--- Records to process ---
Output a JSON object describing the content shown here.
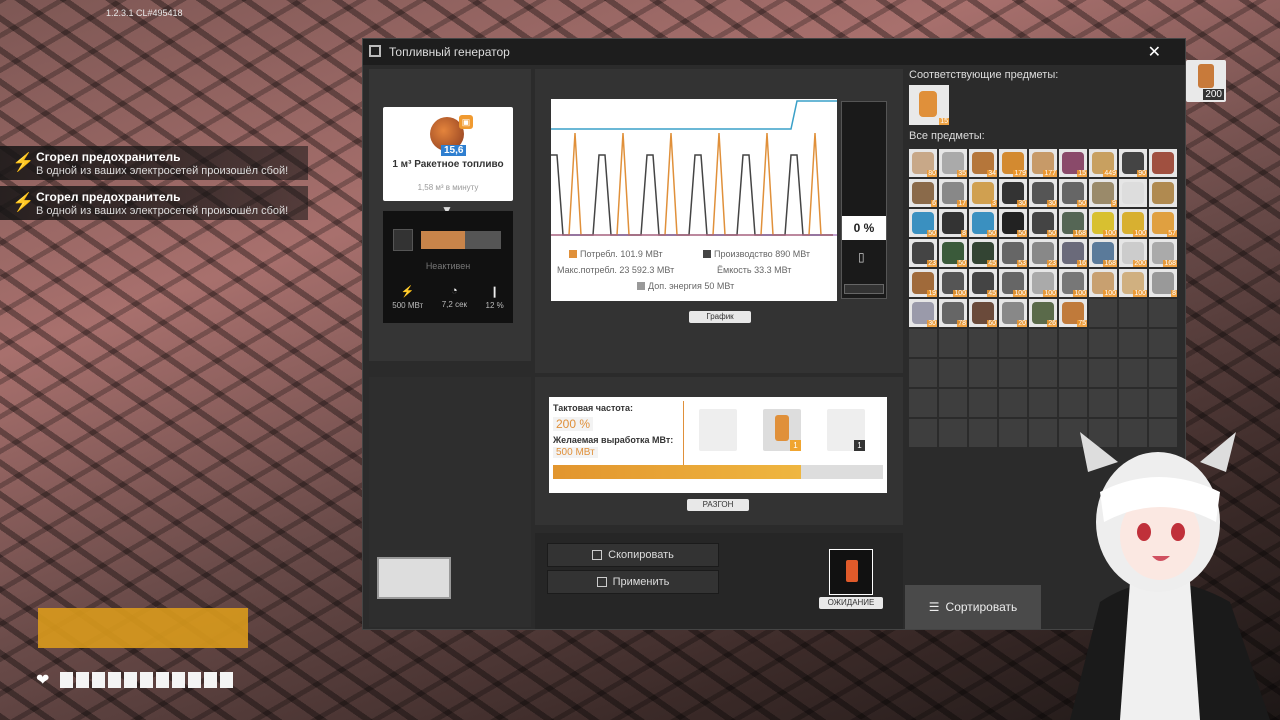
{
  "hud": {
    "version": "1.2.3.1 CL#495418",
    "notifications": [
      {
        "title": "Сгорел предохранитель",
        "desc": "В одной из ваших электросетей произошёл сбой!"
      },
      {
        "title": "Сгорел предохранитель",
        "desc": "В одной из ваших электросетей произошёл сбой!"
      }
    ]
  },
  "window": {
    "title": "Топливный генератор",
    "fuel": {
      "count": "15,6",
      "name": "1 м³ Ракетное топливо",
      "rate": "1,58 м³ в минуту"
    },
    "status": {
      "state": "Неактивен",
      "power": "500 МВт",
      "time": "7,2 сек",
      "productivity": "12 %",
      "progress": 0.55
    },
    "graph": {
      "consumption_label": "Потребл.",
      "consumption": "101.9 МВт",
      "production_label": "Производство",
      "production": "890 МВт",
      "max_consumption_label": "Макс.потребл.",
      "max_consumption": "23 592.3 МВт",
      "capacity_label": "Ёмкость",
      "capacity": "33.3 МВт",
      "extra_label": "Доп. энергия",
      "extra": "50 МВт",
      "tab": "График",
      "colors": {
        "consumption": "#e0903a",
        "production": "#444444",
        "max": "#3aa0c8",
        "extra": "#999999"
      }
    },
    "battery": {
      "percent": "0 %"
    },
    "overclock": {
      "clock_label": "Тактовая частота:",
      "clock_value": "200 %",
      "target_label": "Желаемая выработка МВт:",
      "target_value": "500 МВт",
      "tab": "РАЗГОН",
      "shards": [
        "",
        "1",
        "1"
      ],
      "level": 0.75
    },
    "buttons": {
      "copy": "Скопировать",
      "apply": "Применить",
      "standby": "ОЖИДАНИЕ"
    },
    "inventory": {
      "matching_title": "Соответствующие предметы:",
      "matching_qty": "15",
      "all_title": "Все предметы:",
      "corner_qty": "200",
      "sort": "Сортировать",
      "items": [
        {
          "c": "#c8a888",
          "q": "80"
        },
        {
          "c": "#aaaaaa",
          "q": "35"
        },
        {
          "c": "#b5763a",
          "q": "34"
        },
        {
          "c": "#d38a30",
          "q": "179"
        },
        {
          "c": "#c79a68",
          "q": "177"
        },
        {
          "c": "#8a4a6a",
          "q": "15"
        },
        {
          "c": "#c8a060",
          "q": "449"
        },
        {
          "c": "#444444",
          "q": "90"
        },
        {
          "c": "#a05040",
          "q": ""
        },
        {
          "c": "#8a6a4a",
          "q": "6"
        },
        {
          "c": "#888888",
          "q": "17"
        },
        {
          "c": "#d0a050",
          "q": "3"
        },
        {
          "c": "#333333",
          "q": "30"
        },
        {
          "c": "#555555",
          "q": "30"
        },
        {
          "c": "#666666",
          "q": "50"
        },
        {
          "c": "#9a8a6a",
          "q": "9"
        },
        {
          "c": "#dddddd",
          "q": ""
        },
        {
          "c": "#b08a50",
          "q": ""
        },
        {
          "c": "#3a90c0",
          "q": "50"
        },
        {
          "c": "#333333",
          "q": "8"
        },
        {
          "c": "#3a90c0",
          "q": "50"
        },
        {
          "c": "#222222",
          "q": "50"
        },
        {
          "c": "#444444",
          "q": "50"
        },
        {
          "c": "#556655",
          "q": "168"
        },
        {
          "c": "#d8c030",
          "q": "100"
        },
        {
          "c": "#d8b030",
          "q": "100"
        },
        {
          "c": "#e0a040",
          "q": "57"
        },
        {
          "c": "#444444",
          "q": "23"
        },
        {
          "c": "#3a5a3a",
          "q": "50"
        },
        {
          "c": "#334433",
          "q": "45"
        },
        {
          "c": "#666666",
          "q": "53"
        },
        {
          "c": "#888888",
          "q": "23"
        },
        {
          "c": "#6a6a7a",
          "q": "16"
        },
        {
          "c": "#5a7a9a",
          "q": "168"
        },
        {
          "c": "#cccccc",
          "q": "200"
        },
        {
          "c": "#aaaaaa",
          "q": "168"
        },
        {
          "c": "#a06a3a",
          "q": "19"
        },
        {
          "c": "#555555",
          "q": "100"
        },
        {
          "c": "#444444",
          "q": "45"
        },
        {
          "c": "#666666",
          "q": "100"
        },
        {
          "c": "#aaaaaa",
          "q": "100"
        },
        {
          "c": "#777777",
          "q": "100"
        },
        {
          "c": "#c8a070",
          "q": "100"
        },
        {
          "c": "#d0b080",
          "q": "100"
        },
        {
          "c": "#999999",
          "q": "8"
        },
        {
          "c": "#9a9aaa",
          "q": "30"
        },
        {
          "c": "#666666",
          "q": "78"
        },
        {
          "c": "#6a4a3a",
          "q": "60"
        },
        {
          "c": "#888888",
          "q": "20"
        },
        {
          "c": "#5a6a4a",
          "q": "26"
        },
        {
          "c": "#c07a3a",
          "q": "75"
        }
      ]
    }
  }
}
---
#### Instructions to follow:
Quote the data above in full and without alteration; skip the pictures.

#### Result of the exercise:
Output a JSON object describing the content shown here.
{
  "hud": {
    "version": "1.2.3.1 CL#495418",
    "notifications": [
      {
        "title": "Сгорел предохранитель",
        "desc": "В одной из ваших электросетей произошёл сбой!"
      },
      {
        "title": "Сгорел предохранитель",
        "desc": "В одной из ваших электросетей произошёл сбой!"
      }
    ]
  },
  "window": {
    "title": "Топливный генератор",
    "fuel": {
      "count": "15,6",
      "name": "1 м³ Ракетное топливо",
      "rate": "1,58 м³ в минуту"
    },
    "status": {
      "state": "Неактивен",
      "power": "500 МВт",
      "time": "7,2 сек",
      "productivity": "12 %",
      "progress": 0.55
    },
    "graph": {
      "consumption_label": "Потребл.",
      "consumption": "101.9 МВт",
      "production_label": "Производство",
      "production": "890 МВт",
      "max_consumption_label": "Макс.потребл.",
      "max_consumption": "23 592.3 МВт",
      "capacity_label": "Ёмкость",
      "capacity": "33.3 МВт",
      "extra_label": "Доп. энергия",
      "extra": "50 МВт",
      "tab": "График",
      "colors": {
        "consumption": "#e0903a",
        "production": "#444444",
        "max": "#3aa0c8",
        "extra": "#999999"
      }
    },
    "battery": {
      "percent": "0 %"
    },
    "overclock": {
      "clock_label": "Тактовая частота:",
      "clock_value": "200 %",
      "target_label": "Желаемая выработка МВт:",
      "target_value": "500 МВт",
      "tab": "РАЗГОН",
      "shards": [
        "",
        "1",
        "1"
      ],
      "level": 0.75
    },
    "buttons": {
      "copy": "Скопировать",
      "apply": "Применить",
      "standby": "ОЖИДАНИЕ"
    },
    "inventory": {
      "matching_title": "Соответствующие предметы:",
      "matching_qty": "15",
      "all_title": "Все предметы:",
      "corner_qty": "200",
      "sort": "Сортировать",
      "items": [
        {
          "c": "#c8a888",
          "q": "80"
        },
        {
          "c": "#aaaaaa",
          "q": "35"
        },
        {
          "c": "#b5763a",
          "q": "34"
        },
        {
          "c": "#d38a30",
          "q": "179"
        },
        {
          "c": "#c79a68",
          "q": "177"
        },
        {
          "c": "#8a4a6a",
          "q": "15"
        },
        {
          "c": "#c8a060",
          "q": "449"
        },
        {
          "c": "#444444",
          "q": "90"
        },
        {
          "c": "#a05040",
          "q": ""
        },
        {
          "c": "#8a6a4a",
          "q": "6"
        },
        {
          "c": "#888888",
          "q": "17"
        },
        {
          "c": "#d0a050",
          "q": "3"
        },
        {
          "c": "#333333",
          "q": "30"
        },
        {
          "c": "#555555",
          "q": "30"
        },
        {
          "c": "#666666",
          "q": "50"
        },
        {
          "c": "#9a8a6a",
          "q": "9"
        },
        {
          "c": "#dddddd",
          "q": ""
        },
        {
          "c": "#b08a50",
          "q": ""
        },
        {
          "c": "#3a90c0",
          "q": "50"
        },
        {
          "c": "#333333",
          "q": "8"
        },
        {
          "c": "#3a90c0",
          "q": "50"
        },
        {
          "c": "#222222",
          "q": "50"
        },
        {
          "c": "#444444",
          "q": "50"
        },
        {
          "c": "#556655",
          "q": "168"
        },
        {
          "c": "#d8c030",
          "q": "100"
        },
        {
          "c": "#d8b030",
          "q": "100"
        },
        {
          "c": "#e0a040",
          "q": "57"
        },
        {
          "c": "#444444",
          "q": "23"
        },
        {
          "c": "#3a5a3a",
          "q": "50"
        },
        {
          "c": "#334433",
          "q": "45"
        },
        {
          "c": "#666666",
          "q": "53"
        },
        {
          "c": "#888888",
          "q": "23"
        },
        {
          "c": "#6a6a7a",
          "q": "16"
        },
        {
          "c": "#5a7a9a",
          "q": "168"
        },
        {
          "c": "#cccccc",
          "q": "200"
        },
        {
          "c": "#aaaaaa",
          "q": "168"
        },
        {
          "c": "#a06a3a",
          "q": "19"
        },
        {
          "c": "#555555",
          "q": "100"
        },
        {
          "c": "#444444",
          "q": "45"
        },
        {
          "c": "#666666",
          "q": "100"
        },
        {
          "c": "#aaaaaa",
          "q": "100"
        },
        {
          "c": "#777777",
          "q": "100"
        },
        {
          "c": "#c8a070",
          "q": "100"
        },
        {
          "c": "#d0b080",
          "q": "100"
        },
        {
          "c": "#999999",
          "q": "8"
        },
        {
          "c": "#9a9aaa",
          "q": "30"
        },
        {
          "c": "#666666",
          "q": "78"
        },
        {
          "c": "#6a4a3a",
          "q": "60"
        },
        {
          "c": "#888888",
          "q": "20"
        },
        {
          "c": "#5a6a4a",
          "q": "26"
        },
        {
          "c": "#c07a3a",
          "q": "75"
        }
      ]
    }
  }
}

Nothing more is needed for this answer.